Review the material line by line. Identify and copy every line that contains the string "Search".

+ + +

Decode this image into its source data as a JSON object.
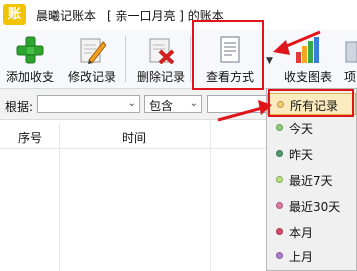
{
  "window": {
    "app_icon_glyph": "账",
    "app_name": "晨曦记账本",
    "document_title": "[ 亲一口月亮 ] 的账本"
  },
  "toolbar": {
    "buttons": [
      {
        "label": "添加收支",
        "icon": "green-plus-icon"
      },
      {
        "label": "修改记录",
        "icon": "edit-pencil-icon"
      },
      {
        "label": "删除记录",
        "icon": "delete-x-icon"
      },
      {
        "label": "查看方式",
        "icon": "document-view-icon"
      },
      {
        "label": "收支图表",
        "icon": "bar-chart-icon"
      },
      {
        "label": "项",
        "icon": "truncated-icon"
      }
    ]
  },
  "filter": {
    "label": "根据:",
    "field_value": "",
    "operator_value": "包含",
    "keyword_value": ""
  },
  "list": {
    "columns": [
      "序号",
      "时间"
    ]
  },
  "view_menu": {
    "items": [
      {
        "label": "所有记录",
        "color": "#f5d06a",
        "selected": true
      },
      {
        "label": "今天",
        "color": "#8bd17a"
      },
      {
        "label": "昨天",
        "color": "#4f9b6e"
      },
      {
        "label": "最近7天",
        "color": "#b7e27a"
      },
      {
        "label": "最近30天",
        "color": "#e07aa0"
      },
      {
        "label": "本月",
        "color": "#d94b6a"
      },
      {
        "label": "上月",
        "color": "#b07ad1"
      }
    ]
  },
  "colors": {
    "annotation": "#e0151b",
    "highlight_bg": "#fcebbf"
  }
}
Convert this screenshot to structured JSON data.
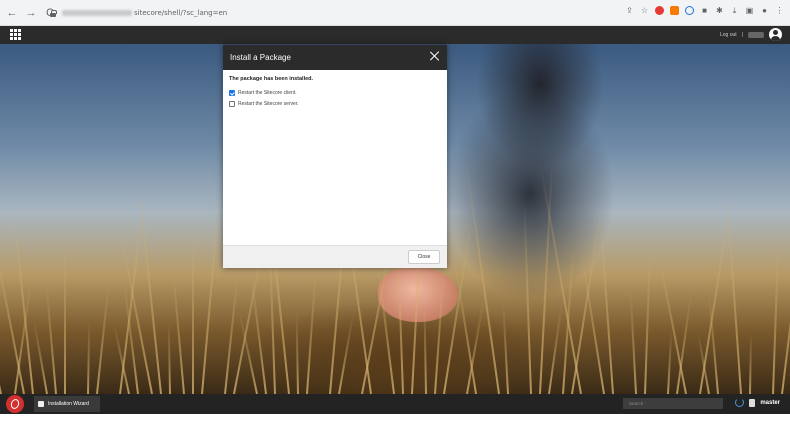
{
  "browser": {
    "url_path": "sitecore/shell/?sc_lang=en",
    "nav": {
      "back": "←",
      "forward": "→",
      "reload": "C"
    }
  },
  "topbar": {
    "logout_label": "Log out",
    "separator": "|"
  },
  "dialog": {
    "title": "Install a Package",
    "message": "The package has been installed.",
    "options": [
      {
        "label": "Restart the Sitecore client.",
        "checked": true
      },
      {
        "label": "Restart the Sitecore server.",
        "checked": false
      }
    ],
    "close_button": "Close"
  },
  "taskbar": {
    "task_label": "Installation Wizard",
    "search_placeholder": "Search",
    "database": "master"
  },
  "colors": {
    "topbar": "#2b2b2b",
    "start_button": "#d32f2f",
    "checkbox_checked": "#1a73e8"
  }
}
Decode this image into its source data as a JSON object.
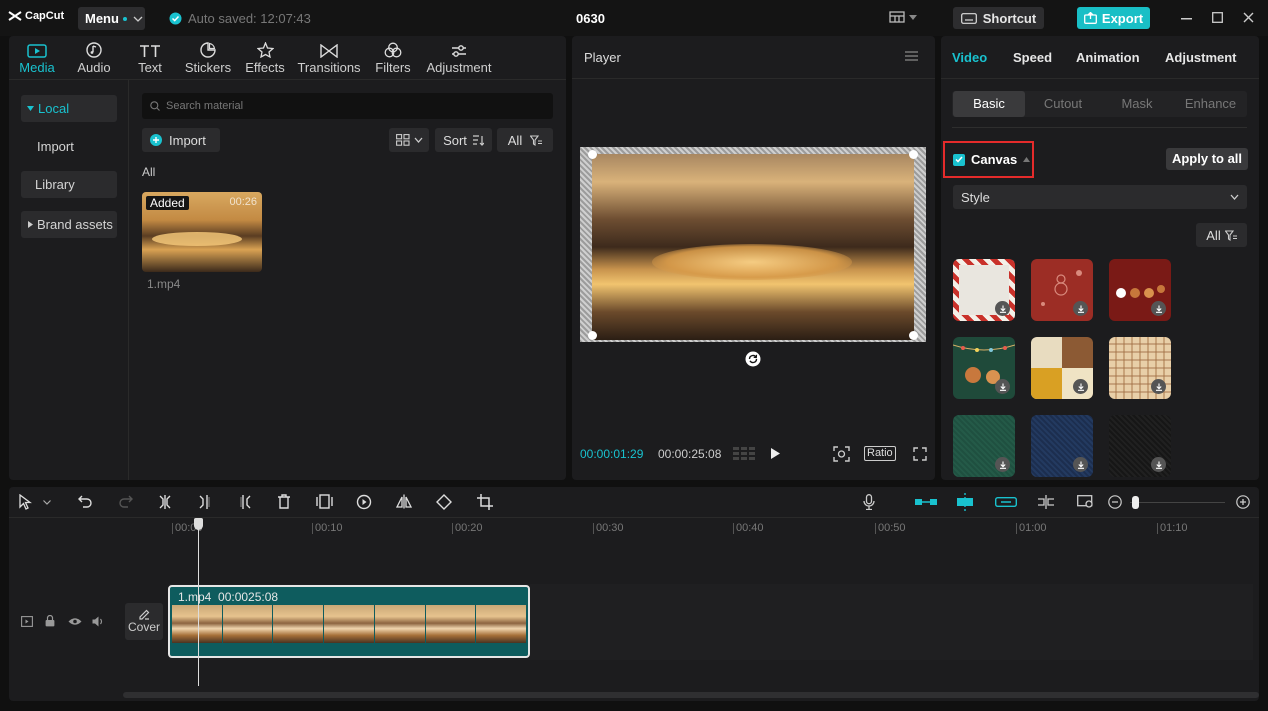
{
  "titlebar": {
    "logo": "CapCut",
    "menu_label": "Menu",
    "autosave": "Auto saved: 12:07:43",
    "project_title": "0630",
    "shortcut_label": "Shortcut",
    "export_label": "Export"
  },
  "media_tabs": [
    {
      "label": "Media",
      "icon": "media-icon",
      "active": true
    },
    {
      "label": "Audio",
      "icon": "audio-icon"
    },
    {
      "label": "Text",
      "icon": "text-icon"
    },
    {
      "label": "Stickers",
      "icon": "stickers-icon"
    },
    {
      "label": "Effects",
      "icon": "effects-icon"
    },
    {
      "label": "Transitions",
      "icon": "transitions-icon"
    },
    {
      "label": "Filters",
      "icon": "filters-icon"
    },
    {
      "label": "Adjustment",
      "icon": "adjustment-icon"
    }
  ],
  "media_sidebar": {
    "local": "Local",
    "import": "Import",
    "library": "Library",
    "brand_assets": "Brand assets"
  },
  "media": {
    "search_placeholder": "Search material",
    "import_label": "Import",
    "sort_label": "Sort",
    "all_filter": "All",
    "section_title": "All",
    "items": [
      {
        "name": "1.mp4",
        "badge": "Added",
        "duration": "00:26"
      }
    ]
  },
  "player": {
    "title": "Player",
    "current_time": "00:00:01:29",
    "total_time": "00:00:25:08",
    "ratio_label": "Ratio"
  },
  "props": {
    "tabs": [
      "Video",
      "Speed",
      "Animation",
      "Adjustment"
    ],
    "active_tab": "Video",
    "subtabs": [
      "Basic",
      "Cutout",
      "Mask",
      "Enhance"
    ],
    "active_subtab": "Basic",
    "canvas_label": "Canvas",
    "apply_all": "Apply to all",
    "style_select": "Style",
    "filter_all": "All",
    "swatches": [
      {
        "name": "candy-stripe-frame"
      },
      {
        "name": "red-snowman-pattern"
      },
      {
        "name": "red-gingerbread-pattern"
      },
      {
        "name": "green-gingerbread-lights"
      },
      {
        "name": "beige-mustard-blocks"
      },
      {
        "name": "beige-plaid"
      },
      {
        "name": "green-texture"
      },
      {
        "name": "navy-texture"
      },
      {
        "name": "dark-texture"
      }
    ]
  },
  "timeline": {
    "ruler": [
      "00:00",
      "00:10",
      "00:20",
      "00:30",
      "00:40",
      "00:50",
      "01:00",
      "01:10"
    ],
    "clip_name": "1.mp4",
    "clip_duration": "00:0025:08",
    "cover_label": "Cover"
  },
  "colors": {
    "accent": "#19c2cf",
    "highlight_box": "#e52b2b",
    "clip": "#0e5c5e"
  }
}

+ + +

## TASK ANSWER:
    "search_placeholder": "Search",
    "search_placeholder": "Search material",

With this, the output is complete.